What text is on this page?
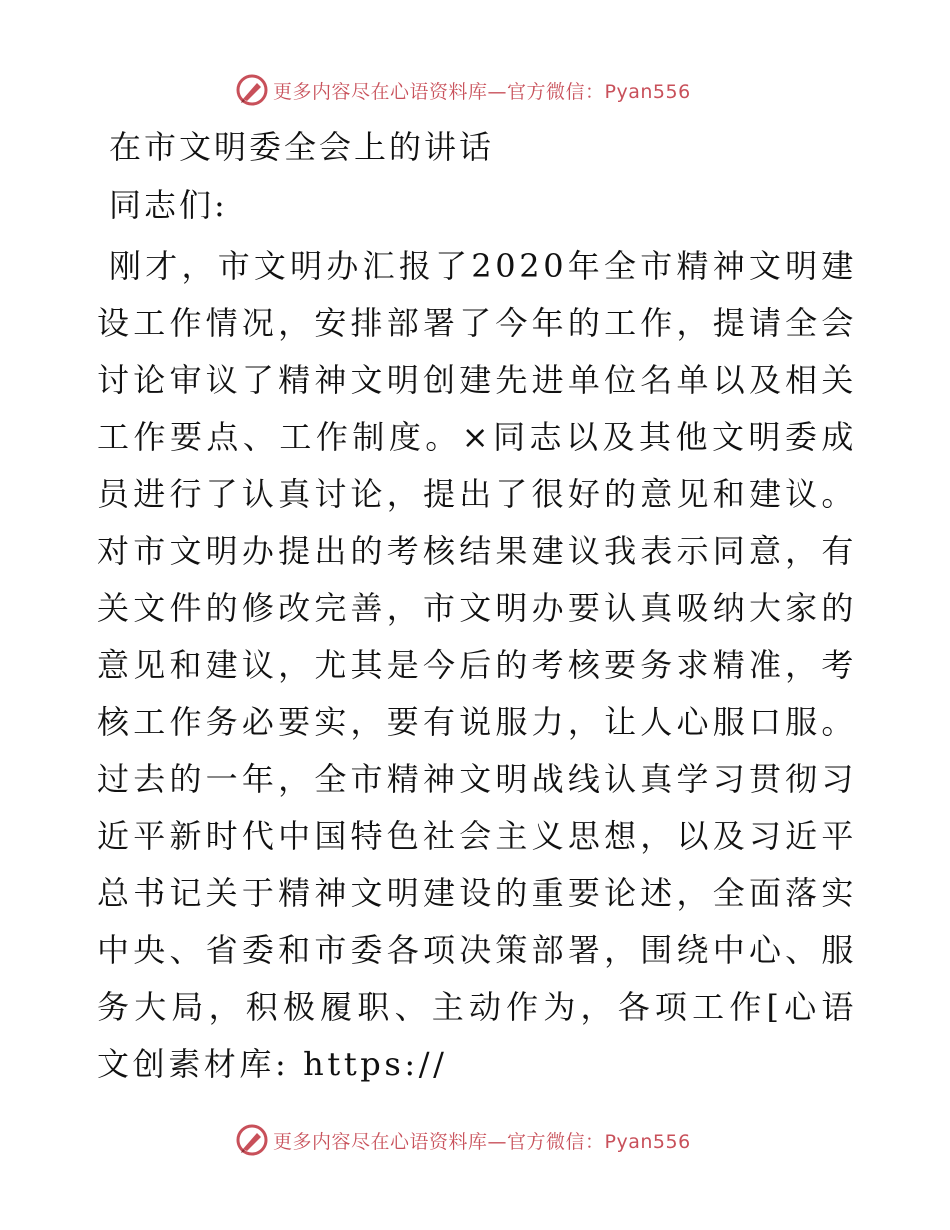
更多内容尽在心语资料库—官方微信：Pyan556

在市文明委全会上的讲话

同志们:

刚才，市文明办汇报了2020年全市精神文明建设工作情况，安排部署了今年的工作，提请全会讨论审议了精神文明创建先进单位名单以及相关工作要点、工作制度。×同志以及其他文明委成员进行了认真讨论，提出了很好的意见和建议。对市文明办提出的考核结果建议我表示同意，有关文件的修改完善，市文明办要认真吸纳大家的意见和建议，尤其是今后的考核要务求精准，考核工作务必要实，要有说服力，让人心服口服。过去的一年，全市精神文明战线认真学习贯彻习近平新时代中国特色社会主义思想，以及习近平总书记关于精神文明建设的重要论述，全面落实中央、省委和市委各项决策部署，围绕中心、服务大局，积极履职、主动作为，各项工作[心语文创素材库: https://

更多内容尽在心语资料库—官方微信：Pyan556
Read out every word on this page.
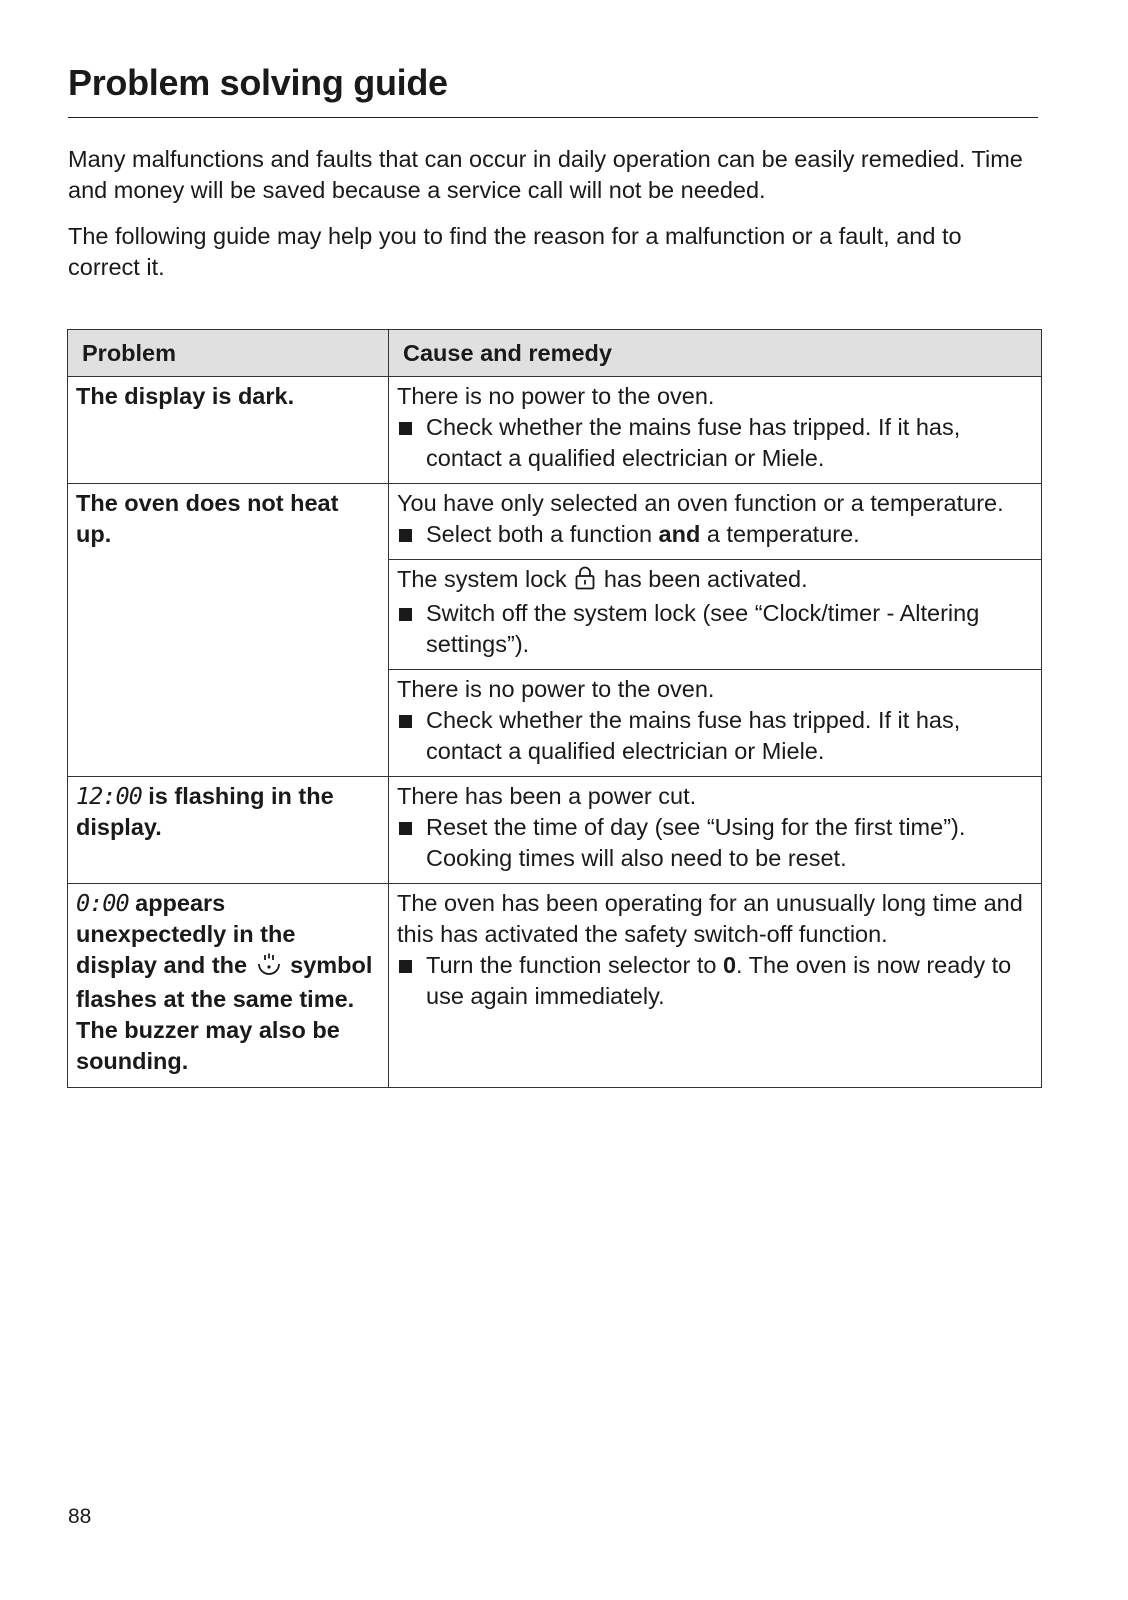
Problem solving guide

Many malfunctions and faults that can occur in daily operation can be easily remedied. Time and money will be saved because a service call will not be needed.

The following guide may help you to find the reason for a malfunction or a fault, and to correct it.

Problem	Cause and remedy
The display is dark.	There is no power to the oven.
Check whether the mains fuse has tripped. If it has, contact a qualified electrician or Miele.

The oven does not heat up.	You have only selected an oven function or a temperature.
Select both a function and a temperature.

	The system lock  has been activated.
Switch off the system lock (see “Clock/timer - Altering settings”).

	There is no power to the oven.
Check whether the mains fuse has tripped. If it has, contact a qualified electrician or Miele.

12:00 is flashing in the display.	There has been a power cut.
Reset the time of day (see “Using for the first time”).
Cooking times will also need to be reset.

0:00 appears unexpectedly in the display and the  symbol flashes at the same time. The buzzer may also be sounding.	The oven has been operating for an unusually long time and this has activated the safety switch-off function.
Turn the function selector to 0. The oven is now ready to use again immediately.
88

• • • •

Omit all pictures while transcribing the entries verbatim.

What text is on this page?
更多内容尽在心语资料库—官方微信：Pyan556

在市文明委全会上的讲话

同志们:

刚才，市文明办汇报了2020年全市精神文明建设工作情况，安排部署了今年的工作，提请全会讨论审议了精神文明创建先进单位名单以及相关工作要点、工作制度。×同志以及其他文明委成员进行了认真讨论，提出了很好的意见和建议。对市文明办提出的考核结果建议我表示同意，有关文件的修改完善，市文明办要认真吸纳大家的意见和建议，尤其是今后的考核要务求精准，考核工作务必要实，要有说服力，让人心服口服。过去的一年，全市精神文明战线认真学习贯彻习近平新时代中国特色社会主义思想，以及习近平总书记关于精神文明建设的重要论述，全面落实中央、省委和市委各项决策部署，围绕中心、服务大局，积极履职、主动作为，各项工作[心语文创素材库: https://

更多内容尽在心语资料库—官方微信：Pyan556
Read out every word on this page.
Problem solving guide

Many malfunctions and faults that can occur in daily operation can be easily remedied. Time and money will be saved because a service call will not be needed.

The following guide may help you to find the reason for a malfunction or a fault, and to correct it.

Problem	Cause and remedy
The display is dark.	There is no power to the oven.
Check whether the mains fuse has tripped. If it has, contact a qualified electrician or Miele.

The oven does not heat up.	You have only selected an oven function or a temperature.
Select both a function and a temperature.

	The system lock  has been activated.
Switch off the system lock (see “Clock/timer - Altering settings”).

	There is no power to the oven.
Check whether the mains fuse has tripped. If it has, contact a qualified electrician or Miele.

12:00 is flashing in the display.	There has been a power cut.
Reset the time of day (see “Using for the first time”).
Cooking times will also need to be reset.

0:00 appears unexpectedly in the display and the  symbol flashes at the same time. The buzzer may also be sounding.	The oven has been operating for an unusually long time and this has activated the safety switch-off function.
Turn the function selector to 0. The oven is now ready to use again immediately.
88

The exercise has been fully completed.